Given entries ->

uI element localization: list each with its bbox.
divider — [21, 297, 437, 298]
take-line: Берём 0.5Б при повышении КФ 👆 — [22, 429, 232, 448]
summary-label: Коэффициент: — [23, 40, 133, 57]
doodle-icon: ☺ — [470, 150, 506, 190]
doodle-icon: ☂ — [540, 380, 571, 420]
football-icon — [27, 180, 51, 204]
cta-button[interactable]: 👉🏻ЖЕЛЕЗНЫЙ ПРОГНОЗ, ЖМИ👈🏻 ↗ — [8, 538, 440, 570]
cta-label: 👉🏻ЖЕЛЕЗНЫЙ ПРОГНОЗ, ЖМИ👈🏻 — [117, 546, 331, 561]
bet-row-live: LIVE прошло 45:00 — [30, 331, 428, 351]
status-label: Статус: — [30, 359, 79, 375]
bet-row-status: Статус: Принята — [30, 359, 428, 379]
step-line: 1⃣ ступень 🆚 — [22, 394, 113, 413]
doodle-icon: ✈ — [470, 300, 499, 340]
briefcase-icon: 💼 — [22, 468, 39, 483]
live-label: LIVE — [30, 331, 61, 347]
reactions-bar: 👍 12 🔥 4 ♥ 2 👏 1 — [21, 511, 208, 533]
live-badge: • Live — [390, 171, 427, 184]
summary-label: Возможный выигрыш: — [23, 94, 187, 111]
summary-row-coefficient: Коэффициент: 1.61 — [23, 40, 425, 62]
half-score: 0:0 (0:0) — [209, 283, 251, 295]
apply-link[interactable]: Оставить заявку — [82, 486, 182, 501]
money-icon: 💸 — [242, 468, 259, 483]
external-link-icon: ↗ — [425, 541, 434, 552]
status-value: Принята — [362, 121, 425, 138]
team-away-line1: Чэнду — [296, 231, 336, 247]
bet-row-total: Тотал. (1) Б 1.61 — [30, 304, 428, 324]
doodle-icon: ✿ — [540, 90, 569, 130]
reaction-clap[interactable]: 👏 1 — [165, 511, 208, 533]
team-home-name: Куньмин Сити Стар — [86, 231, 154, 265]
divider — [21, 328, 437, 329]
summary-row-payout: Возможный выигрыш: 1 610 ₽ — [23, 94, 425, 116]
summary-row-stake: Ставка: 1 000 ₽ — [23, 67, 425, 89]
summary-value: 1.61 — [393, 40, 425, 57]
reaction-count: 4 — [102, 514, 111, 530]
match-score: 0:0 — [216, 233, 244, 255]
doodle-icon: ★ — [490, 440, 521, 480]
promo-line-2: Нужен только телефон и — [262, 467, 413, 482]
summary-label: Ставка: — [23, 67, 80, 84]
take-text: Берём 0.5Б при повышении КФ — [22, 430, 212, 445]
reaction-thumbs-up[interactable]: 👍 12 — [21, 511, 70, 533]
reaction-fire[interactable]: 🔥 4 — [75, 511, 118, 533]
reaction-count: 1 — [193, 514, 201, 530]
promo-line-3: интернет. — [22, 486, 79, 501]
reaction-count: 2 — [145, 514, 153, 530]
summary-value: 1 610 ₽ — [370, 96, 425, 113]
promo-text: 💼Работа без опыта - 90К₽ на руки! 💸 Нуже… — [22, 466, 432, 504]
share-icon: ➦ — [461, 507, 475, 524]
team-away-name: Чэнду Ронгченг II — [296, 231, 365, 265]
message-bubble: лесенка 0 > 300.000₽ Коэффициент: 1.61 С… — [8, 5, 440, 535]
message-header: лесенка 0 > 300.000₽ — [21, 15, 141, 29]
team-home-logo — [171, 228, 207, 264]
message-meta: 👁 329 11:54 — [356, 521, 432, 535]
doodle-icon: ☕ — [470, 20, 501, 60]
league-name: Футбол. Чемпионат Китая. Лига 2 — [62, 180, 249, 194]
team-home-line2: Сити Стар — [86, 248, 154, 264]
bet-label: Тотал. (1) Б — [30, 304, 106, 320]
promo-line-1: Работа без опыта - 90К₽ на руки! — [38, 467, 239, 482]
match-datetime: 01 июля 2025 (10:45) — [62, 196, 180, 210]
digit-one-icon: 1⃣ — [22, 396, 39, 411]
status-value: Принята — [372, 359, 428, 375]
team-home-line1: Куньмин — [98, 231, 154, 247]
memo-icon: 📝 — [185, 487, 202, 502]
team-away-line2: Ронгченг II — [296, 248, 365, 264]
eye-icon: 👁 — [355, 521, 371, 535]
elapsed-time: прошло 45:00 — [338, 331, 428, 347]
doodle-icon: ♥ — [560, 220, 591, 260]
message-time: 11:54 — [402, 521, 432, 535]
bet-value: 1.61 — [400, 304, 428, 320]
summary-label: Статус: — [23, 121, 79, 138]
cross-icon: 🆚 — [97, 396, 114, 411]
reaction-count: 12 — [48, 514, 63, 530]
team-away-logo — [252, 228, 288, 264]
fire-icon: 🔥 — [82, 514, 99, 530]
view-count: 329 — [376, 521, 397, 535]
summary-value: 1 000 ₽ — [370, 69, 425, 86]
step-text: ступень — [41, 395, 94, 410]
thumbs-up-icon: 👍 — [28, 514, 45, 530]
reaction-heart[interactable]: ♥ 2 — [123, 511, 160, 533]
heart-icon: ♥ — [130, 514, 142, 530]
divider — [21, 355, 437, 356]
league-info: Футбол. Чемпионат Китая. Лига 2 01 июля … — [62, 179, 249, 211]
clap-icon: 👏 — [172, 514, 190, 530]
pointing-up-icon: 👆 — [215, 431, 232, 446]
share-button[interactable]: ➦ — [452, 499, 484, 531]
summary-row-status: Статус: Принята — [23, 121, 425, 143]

Required work -> Copy every line of the entries above exactly as they appear.

Task answer ->
uI element localization: list each with its bbox.
divider — [21, 297, 437, 298]
take-line: Берём 0.5Б при повышении КФ 👆 — [22, 429, 232, 448]
summary-label: Коэффициент: — [23, 40, 133, 57]
doodle-icon: ☺ — [470, 150, 506, 190]
doodle-icon: ☂ — [540, 380, 571, 420]
football-icon — [27, 180, 51, 204]
cta-button[interactable]: 👉🏻ЖЕЛЕЗНЫЙ ПРОГНОЗ, ЖМИ👈🏻 ↗ — [8, 538, 440, 570]
cta-label: 👉🏻ЖЕЛЕЗНЫЙ ПРОГНОЗ, ЖМИ👈🏻 — [117, 546, 331, 561]
bet-row-live: LIVE прошло 45:00 — [30, 331, 428, 351]
status-label: Статус: — [30, 359, 79, 375]
bet-row-status: Статус: Принята — [30, 359, 428, 379]
step-line: 1⃣ ступень 🆚 — [22, 394, 113, 413]
doodle-icon: ✈ — [470, 300, 499, 340]
briefcase-icon: 💼 — [22, 468, 39, 483]
live-label: LIVE — [30, 331, 61, 347]
reactions-bar: 👍 12 🔥 4 ♥ 2 👏 1 — [21, 511, 208, 533]
live-badge: • Live — [390, 171, 427, 184]
summary-label: Возможный выигрыш: — [23, 94, 187, 111]
summary-row-coefficient: Коэффициент: 1.61 — [23, 40, 425, 62]
half-score: 0:0 (0:0) — [209, 283, 251, 295]
apply-link[interactable]: Оставить заявку — [82, 486, 182, 501]
money-icon: 💸 — [242, 468, 259, 483]
external-link-icon: ↗ — [425, 541, 434, 552]
status-value: Принята — [362, 121, 425, 138]
team-away-line1: Чэнду — [296, 231, 336, 247]
bet-row-total: Тотал. (1) Б 1.61 — [30, 304, 428, 324]
doodle-icon: ✿ — [540, 90, 569, 130]
reaction-clap[interactable]: 👏 1 — [165, 511, 208, 533]
team-home-name: Куньмин Сити Стар — [86, 231, 154, 265]
divider — [21, 328, 437, 329]
summary-row-payout: Возможный выигрыш: 1 610 ₽ — [23, 94, 425, 116]
summary-row-stake: Ставка: 1 000 ₽ — [23, 67, 425, 89]
summary-value: 1.61 — [393, 40, 425, 57]
reaction-count: 4 — [102, 514, 111, 530]
match-score: 0:0 — [216, 233, 244, 255]
doodle-icon: ★ — [490, 440, 521, 480]
promo-line-2: Нужен только телефон и — [262, 467, 413, 482]
summary-label: Ставка: — [23, 67, 80, 84]
take-text: Берём 0.5Б при повышении КФ — [22, 430, 212, 445]
reaction-thumbs-up[interactable]: 👍 12 — [21, 511, 70, 533]
reaction-fire[interactable]: 🔥 4 — [75, 511, 118, 533]
reaction-count: 1 — [193, 514, 201, 530]
promo-line-3: интернет. — [22, 486, 79, 501]
reaction-count: 2 — [145, 514, 153, 530]
summary-value: 1 610 ₽ — [370, 96, 425, 113]
promo-text: 💼Работа без опыта - 90К₽ на руки! 💸 Нуже… — [22, 466, 432, 504]
share-icon: ➦ — [461, 507, 475, 524]
team-away-name: Чэнду Ронгченг II — [296, 231, 365, 265]
message-bubble: лесенка 0 > 300.000₽ Коэффициент: 1.61 С… — [8, 5, 440, 535]
message-header: лесенка 0 > 300.000₽ — [21, 15, 141, 29]
team-home-logo — [171, 228, 207, 264]
message-meta: 👁 329 11:54 — [356, 521, 432, 535]
doodle-icon: ☕ — [470, 20, 501, 60]
league-name: Футбол. Чемпионат Китая. Лига 2 — [62, 180, 249, 194]
team-home-line2: Сити Стар — [86, 248, 154, 264]
bet-label: Тотал. (1) Б — [30, 304, 106, 320]
promo-line-1: Работа без опыта - 90К₽ на руки! — [38, 467, 239, 482]
match-datetime: 01 июля 2025 (10:45) — [62, 196, 180, 210]
digit-one-icon: 1⃣ — [22, 396, 39, 411]
status-value: Принята — [372, 359, 428, 375]
team-home-line1: Куньмин — [98, 231, 154, 247]
memo-icon: 📝 — [185, 487, 202, 502]
team-away-line2: Ронгченг II — [296, 248, 365, 264]
eye-icon: 👁 — [355, 521, 371, 535]
elapsed-time: прошло 45:00 — [338, 331, 428, 347]
doodle-icon: ♥ — [560, 220, 591, 260]
message-time: 11:54 — [402, 521, 432, 535]
bet-value: 1.61 — [400, 304, 428, 320]
summary-label: Статус: — [23, 121, 79, 138]
cross-icon: 🆚 — [97, 396, 114, 411]
reaction-count: 12 — [48, 514, 63, 530]
team-away-logo — [252, 228, 288, 264]
fire-icon: 🔥 — [82, 514, 99, 530]
view-count: 329 — [376, 521, 397, 535]
summary-value: 1 000 ₽ — [370, 69, 425, 86]
step-text: ступень — [41, 395, 94, 410]
thumbs-up-icon: 👍 — [28, 514, 45, 530]
reaction-heart[interactable]: ♥ 2 — [123, 511, 160, 533]
heart-icon: ♥ — [130, 514, 142, 530]
divider — [21, 355, 437, 356]
league-info: Футбол. Чемпионат Китая. Лига 2 01 июля … — [62, 179, 249, 211]
clap-icon: 👏 — [172, 514, 190, 530]
pointing-up-icon: 👆 — [215, 431, 232, 446]
share-button[interactable]: ➦ — [452, 499, 484, 531]
summary-row-status: Статус: Принята — [23, 121, 425, 143]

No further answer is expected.